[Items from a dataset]
# # # # #
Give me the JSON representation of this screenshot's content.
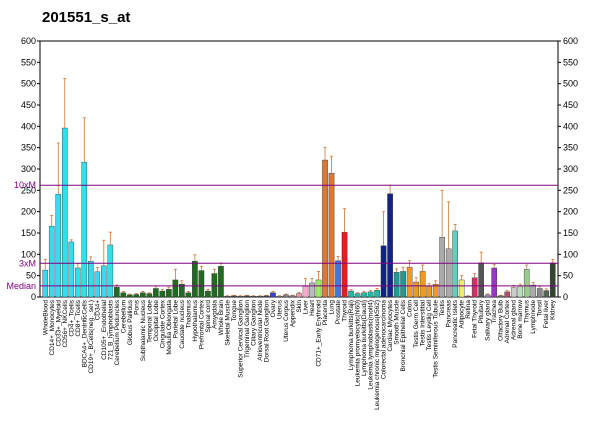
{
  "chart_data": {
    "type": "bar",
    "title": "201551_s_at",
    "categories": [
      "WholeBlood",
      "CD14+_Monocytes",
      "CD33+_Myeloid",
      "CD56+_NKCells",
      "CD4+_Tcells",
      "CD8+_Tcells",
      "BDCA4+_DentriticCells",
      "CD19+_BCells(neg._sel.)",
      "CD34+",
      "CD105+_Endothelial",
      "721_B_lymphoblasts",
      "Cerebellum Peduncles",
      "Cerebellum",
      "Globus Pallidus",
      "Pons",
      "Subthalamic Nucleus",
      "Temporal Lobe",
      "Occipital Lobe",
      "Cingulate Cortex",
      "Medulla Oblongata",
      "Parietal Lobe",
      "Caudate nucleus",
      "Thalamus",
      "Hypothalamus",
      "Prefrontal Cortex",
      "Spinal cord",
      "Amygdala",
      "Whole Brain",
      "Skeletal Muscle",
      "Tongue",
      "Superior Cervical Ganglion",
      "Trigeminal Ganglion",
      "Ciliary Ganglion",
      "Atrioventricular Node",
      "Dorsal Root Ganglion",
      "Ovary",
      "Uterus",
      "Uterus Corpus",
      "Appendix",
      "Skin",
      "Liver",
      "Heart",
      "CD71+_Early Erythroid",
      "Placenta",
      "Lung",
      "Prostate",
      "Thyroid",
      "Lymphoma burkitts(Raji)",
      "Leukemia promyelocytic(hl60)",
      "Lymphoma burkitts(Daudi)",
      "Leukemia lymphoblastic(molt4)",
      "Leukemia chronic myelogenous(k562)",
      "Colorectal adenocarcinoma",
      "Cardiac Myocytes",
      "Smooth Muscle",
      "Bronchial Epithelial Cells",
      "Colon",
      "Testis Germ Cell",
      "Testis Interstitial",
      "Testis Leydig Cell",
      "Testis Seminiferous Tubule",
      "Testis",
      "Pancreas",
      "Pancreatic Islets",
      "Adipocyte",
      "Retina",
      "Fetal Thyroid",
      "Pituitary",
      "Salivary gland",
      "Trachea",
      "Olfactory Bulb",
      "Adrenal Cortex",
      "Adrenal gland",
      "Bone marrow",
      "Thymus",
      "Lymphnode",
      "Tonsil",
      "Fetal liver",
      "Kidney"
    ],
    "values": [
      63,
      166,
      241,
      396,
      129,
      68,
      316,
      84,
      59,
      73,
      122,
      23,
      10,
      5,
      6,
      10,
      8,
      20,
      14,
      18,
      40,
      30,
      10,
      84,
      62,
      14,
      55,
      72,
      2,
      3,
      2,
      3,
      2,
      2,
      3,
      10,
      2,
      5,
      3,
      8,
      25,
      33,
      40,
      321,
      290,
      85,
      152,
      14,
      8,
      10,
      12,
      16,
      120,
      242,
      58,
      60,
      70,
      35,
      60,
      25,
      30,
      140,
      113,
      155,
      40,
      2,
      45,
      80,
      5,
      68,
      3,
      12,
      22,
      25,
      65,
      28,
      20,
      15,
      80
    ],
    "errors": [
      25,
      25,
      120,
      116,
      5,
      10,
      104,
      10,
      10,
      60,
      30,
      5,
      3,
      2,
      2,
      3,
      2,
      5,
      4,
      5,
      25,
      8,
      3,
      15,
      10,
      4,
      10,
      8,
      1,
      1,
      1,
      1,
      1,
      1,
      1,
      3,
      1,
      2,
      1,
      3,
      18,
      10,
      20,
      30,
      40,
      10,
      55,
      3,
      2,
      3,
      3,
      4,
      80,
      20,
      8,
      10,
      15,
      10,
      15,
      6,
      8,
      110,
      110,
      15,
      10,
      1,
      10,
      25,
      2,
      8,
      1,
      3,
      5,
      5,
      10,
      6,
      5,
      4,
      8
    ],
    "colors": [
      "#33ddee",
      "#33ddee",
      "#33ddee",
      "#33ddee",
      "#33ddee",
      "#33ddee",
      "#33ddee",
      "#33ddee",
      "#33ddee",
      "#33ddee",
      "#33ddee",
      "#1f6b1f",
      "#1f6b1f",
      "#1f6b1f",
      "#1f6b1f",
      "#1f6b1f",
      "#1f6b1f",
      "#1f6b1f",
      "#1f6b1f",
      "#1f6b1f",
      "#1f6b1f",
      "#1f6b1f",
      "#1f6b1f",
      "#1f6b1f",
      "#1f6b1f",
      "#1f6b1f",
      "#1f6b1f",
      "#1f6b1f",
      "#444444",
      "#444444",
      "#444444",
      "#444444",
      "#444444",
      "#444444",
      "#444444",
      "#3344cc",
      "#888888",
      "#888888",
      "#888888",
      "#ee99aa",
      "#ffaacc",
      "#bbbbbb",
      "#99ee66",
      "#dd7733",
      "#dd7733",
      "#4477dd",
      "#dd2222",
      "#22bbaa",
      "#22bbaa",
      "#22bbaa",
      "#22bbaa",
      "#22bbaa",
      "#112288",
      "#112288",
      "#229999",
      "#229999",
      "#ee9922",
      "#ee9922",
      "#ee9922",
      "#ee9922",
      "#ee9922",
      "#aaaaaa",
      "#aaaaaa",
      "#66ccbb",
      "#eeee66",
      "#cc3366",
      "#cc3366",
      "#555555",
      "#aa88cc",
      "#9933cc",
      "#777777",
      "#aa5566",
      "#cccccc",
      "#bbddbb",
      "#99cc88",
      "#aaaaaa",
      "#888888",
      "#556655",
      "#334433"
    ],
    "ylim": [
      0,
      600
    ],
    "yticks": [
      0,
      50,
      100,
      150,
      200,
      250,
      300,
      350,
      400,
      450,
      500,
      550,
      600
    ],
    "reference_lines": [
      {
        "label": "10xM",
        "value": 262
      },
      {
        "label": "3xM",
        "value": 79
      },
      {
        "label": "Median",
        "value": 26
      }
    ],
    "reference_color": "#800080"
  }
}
# # # # #
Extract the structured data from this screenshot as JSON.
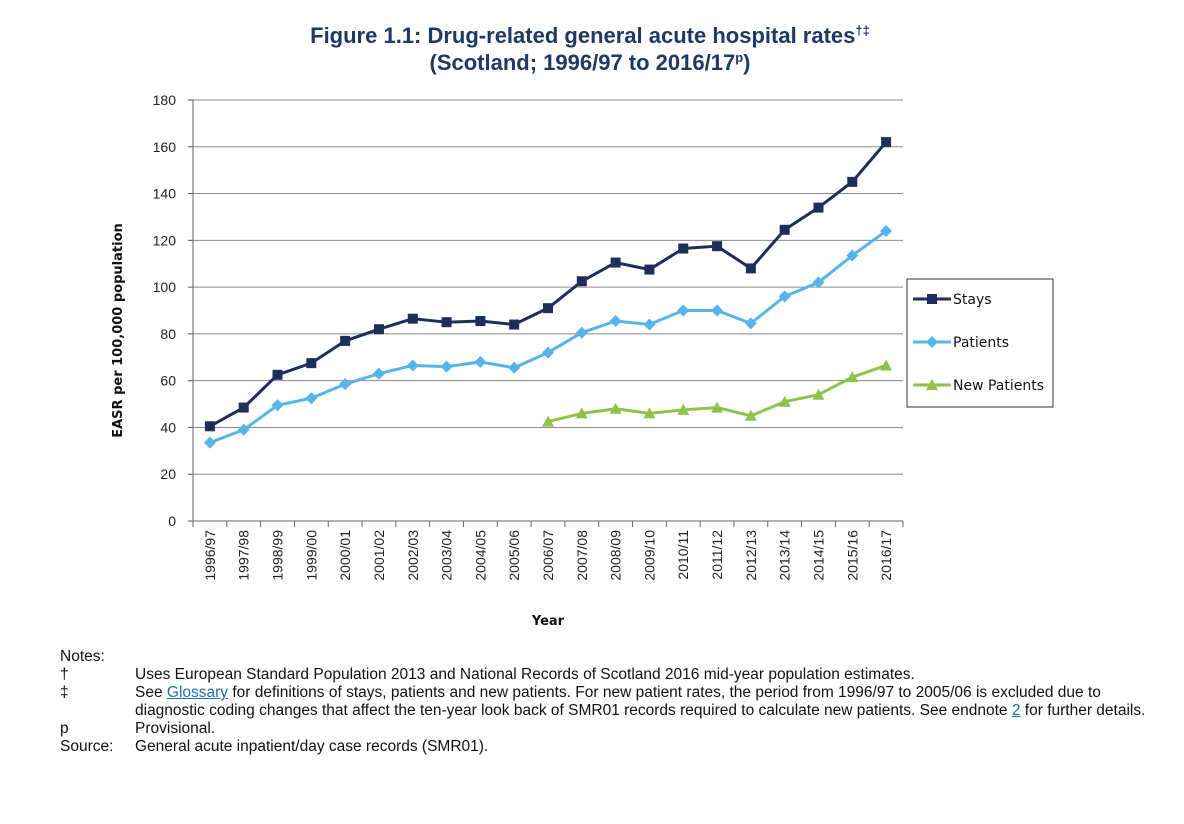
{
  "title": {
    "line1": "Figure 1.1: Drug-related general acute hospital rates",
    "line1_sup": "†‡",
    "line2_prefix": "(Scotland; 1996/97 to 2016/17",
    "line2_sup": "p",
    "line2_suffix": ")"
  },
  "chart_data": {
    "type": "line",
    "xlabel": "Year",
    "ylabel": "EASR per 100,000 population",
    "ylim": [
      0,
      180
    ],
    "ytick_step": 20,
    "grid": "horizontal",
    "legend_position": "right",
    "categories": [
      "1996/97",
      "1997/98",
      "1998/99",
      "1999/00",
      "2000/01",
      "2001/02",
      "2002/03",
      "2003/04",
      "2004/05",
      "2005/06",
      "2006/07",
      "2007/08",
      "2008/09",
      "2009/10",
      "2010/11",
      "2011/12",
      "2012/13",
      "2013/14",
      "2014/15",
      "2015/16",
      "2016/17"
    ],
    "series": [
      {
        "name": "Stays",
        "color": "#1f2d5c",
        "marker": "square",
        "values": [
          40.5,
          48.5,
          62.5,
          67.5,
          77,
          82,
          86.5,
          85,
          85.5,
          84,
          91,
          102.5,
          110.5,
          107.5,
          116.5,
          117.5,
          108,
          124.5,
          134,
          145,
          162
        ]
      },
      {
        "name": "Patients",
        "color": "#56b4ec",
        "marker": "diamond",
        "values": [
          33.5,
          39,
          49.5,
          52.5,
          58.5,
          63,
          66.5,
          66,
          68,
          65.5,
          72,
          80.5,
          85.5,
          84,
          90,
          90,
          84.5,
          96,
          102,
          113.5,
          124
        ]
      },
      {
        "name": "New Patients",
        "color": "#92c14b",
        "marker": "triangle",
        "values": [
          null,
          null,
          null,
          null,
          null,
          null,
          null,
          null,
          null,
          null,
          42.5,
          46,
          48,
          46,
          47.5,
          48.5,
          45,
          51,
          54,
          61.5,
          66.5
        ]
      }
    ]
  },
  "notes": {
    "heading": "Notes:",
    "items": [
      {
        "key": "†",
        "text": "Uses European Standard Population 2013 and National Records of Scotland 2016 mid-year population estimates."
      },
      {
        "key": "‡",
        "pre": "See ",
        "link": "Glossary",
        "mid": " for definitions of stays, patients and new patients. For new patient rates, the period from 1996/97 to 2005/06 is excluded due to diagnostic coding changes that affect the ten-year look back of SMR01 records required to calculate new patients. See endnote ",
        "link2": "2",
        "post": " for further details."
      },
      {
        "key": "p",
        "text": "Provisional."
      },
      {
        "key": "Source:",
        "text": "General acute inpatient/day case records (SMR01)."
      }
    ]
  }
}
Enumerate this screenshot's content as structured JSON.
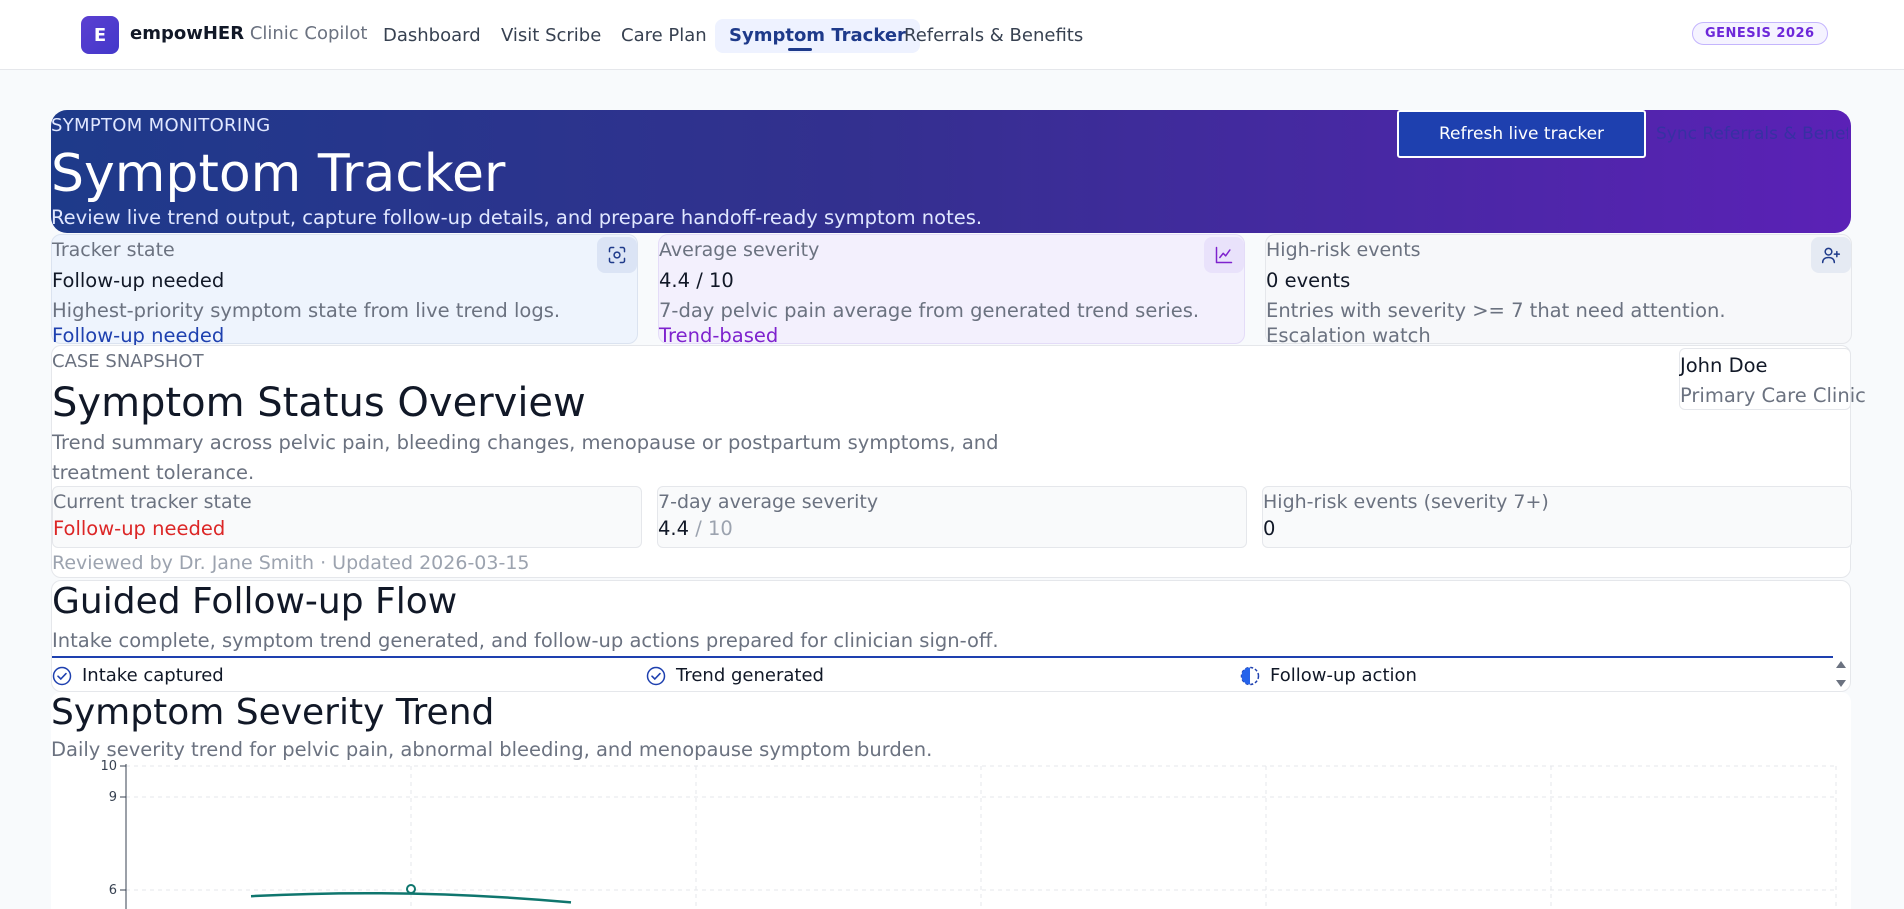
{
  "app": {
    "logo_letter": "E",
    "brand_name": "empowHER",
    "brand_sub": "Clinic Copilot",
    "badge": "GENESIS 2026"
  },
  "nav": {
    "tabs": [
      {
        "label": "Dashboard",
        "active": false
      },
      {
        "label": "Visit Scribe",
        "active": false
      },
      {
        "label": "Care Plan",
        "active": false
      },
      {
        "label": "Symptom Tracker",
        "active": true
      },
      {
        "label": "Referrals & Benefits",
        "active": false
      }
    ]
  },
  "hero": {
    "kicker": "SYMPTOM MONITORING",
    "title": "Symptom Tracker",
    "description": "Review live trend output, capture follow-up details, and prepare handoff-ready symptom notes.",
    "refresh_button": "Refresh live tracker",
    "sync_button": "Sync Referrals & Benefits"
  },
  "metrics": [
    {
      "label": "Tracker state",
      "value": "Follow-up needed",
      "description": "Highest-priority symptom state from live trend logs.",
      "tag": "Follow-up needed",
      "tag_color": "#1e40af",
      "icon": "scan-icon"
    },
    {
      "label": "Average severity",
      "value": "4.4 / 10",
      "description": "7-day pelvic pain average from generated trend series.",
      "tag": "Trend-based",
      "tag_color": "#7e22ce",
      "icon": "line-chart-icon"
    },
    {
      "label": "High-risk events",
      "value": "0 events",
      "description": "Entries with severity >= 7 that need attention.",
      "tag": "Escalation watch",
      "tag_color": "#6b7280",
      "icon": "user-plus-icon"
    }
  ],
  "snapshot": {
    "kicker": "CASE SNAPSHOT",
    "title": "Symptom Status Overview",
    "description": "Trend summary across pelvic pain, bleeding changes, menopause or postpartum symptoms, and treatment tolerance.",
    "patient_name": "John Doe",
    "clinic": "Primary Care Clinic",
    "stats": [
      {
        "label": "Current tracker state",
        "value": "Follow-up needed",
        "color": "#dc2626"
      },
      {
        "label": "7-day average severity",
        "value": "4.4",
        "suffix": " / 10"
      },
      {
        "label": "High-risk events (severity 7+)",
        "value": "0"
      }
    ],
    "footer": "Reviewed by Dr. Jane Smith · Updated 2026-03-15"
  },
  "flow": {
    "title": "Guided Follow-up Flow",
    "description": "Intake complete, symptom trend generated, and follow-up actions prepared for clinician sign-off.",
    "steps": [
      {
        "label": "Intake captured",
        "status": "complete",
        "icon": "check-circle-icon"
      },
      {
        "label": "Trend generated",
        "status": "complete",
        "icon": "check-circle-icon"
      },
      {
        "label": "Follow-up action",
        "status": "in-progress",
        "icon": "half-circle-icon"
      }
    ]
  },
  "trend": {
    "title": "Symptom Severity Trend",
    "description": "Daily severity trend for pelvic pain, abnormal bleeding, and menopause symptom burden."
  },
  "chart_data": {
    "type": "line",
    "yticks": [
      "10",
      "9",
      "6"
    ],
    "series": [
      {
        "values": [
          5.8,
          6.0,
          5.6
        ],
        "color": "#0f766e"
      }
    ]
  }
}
# # # # #
EXERCISE PROMPT = Only lines containing the string "Benefits" belong in the answer; find them in the data above and copy them.

OUTPUT OF THE EXERCISE =
        "label": "Referrals & Benefits",
    "sync_button": "Sync Referrals & Benefits"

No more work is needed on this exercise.